> [Exercise a] Say whether each statement below agrees with the forum thread on residency and taxes. Answer yes or no for each, and quote the words of the thread that decide it. (i) The poster who asks about residency says they would not be working in Italy. (ii) According to the reply, Italy is currently taxing at a flat 15%. (iii) The reply says Italian tax law defines tax residency in three ways.
•••••
# Residency and taxes



## ianthy (Apr 15, 2012)

Hi

I am growing more and more confused about residency and how this affects taxation.

We are UK residents with a home in Italy, we would like to spend significant time in Italy maybe 6-8 months of the year. We would not be working in Italy but would receive investment income from the UK, we would pay tax on this income in the UK.

What would be the impact/benefits of residency in Italy and would we also become liable for paying tax on our UK generated income in Italy?

Thks for reading.


----------



## NickZ (Jun 26, 2009)

Italian tax act (TUIR) defines tax residency in three ways. If you pass any of the three tests for the majority of the year you're considered Italian tax resident and liable for tax on worldwide income.

1) test one is being registered resident.

2) centre of life test.

3) Normal domicile

The last two are normal international tests and should be covered by the UK/Italy tax treaty. I'm too lazy to look but it would be highly unusual if they weren't in the tax treaty.

I don't remember what UK investment income is taxed at. If you're non UK the UK would take the treaty rate (The UK government has this info on one of it's websites. Inland revenue?). At WORST the treaty rates are 10% interest,15% dividend . But the UK tends to take less then the treaty rate. 

Italy is currently taxing at a flat 20%. So you might be paying 15% to the UK and 5% to Italy. This ignores any deductions etc.


----------
•••••
> [Exercise b] Locate every line in the entries below that contains the string "tape", and copy each of those lines. Case counts.

> [Region annotation records]
•••••
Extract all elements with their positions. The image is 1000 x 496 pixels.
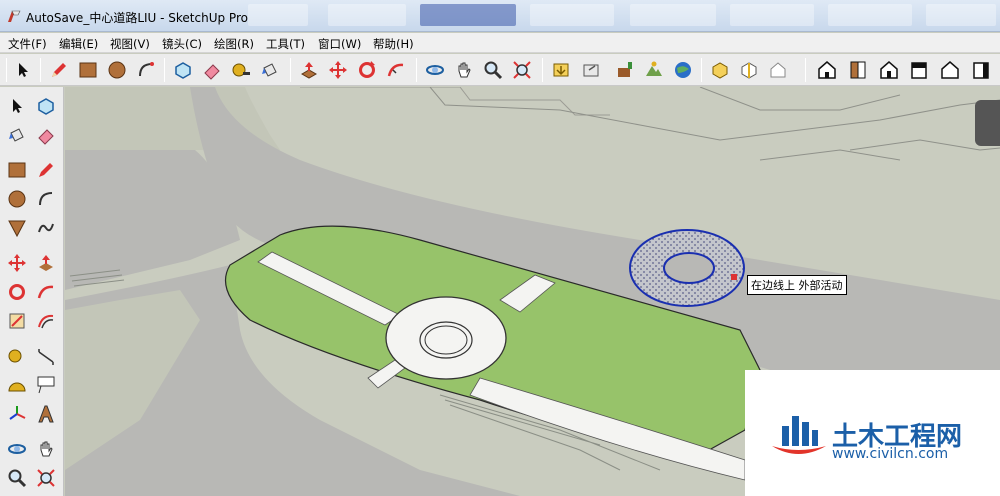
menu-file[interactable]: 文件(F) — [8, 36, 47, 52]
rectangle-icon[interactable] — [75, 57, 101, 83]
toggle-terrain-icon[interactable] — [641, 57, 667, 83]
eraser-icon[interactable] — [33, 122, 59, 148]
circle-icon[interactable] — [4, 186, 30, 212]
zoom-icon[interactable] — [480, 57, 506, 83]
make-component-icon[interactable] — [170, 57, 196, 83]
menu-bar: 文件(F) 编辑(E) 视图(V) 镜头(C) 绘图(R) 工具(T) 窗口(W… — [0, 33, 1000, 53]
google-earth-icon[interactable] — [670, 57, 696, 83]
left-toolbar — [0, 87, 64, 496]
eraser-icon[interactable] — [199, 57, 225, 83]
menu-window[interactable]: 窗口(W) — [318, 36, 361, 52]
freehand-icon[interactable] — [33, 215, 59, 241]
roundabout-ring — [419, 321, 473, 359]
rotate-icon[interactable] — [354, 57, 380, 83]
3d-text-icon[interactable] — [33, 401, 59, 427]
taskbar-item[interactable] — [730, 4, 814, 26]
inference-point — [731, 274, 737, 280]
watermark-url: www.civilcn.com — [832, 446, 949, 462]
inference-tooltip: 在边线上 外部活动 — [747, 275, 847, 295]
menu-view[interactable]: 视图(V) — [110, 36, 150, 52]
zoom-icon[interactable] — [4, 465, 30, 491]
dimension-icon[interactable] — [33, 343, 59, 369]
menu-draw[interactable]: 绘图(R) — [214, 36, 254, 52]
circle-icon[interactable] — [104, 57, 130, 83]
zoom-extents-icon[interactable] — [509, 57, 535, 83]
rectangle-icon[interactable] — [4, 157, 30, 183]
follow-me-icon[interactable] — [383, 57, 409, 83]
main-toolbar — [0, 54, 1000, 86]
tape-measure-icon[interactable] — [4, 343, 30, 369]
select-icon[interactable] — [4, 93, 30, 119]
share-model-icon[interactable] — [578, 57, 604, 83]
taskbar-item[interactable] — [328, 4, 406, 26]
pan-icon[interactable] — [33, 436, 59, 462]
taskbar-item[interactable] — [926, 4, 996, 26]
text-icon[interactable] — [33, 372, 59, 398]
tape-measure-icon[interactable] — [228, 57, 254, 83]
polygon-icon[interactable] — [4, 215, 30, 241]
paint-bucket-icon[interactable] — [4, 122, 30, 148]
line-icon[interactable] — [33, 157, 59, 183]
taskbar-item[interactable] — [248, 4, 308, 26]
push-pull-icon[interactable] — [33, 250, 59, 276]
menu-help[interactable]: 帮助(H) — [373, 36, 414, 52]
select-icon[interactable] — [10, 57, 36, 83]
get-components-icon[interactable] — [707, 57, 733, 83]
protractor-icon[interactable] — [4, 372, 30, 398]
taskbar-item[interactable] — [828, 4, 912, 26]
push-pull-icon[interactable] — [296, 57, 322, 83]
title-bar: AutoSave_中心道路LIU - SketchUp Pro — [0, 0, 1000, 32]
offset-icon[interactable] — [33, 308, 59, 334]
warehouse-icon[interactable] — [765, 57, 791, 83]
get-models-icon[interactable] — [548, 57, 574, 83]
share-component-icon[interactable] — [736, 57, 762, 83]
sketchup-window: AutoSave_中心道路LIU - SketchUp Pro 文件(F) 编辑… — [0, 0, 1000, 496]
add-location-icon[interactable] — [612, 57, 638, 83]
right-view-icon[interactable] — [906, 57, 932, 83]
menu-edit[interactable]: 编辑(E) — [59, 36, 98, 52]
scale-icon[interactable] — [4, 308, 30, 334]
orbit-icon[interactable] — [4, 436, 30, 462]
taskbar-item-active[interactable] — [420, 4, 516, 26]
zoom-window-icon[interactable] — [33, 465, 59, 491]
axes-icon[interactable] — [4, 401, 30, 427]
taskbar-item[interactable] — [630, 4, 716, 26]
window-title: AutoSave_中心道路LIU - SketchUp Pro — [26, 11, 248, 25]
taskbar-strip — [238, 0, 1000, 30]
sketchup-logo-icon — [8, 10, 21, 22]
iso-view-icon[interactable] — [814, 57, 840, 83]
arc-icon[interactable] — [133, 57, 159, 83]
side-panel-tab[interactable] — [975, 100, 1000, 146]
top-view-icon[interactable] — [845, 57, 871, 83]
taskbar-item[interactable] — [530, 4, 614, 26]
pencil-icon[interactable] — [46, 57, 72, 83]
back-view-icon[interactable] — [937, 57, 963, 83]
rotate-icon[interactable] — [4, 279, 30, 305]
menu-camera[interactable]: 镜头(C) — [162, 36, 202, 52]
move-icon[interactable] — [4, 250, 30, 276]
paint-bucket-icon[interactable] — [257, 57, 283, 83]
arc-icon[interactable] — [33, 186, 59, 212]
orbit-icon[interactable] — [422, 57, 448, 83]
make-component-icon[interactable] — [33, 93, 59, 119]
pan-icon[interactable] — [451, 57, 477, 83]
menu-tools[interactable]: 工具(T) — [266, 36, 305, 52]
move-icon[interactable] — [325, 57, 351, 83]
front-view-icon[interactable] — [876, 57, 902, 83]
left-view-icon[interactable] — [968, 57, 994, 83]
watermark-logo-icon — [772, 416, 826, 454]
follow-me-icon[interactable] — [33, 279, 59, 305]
•••••
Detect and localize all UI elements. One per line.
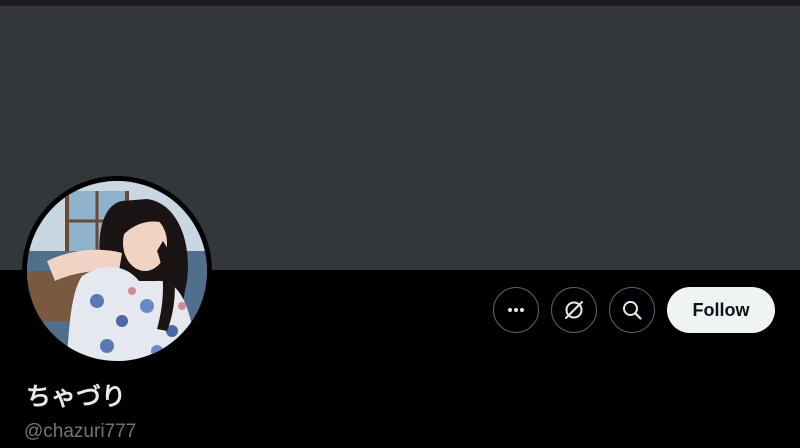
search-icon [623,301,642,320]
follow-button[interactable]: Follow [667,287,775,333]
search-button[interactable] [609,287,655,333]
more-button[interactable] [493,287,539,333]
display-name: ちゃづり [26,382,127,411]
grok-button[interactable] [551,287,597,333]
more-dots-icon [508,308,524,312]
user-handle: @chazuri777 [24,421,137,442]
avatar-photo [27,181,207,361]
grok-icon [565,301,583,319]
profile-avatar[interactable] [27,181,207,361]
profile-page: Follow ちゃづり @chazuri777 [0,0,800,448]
•••••
> [Complete answer a]
(i) Yes: "We would not be working in Italy"
(ii) No: "Italy is currently taxing at a flat 20%."
(iii) Yes: "Italian tax act (TUIR) defines tax residency in three ways."

> [Complete answer b]
tape-measure-icon[interactable] — [4, 343, 30, 369]
tape-measure-icon[interactable] — [228, 57, 254, 83]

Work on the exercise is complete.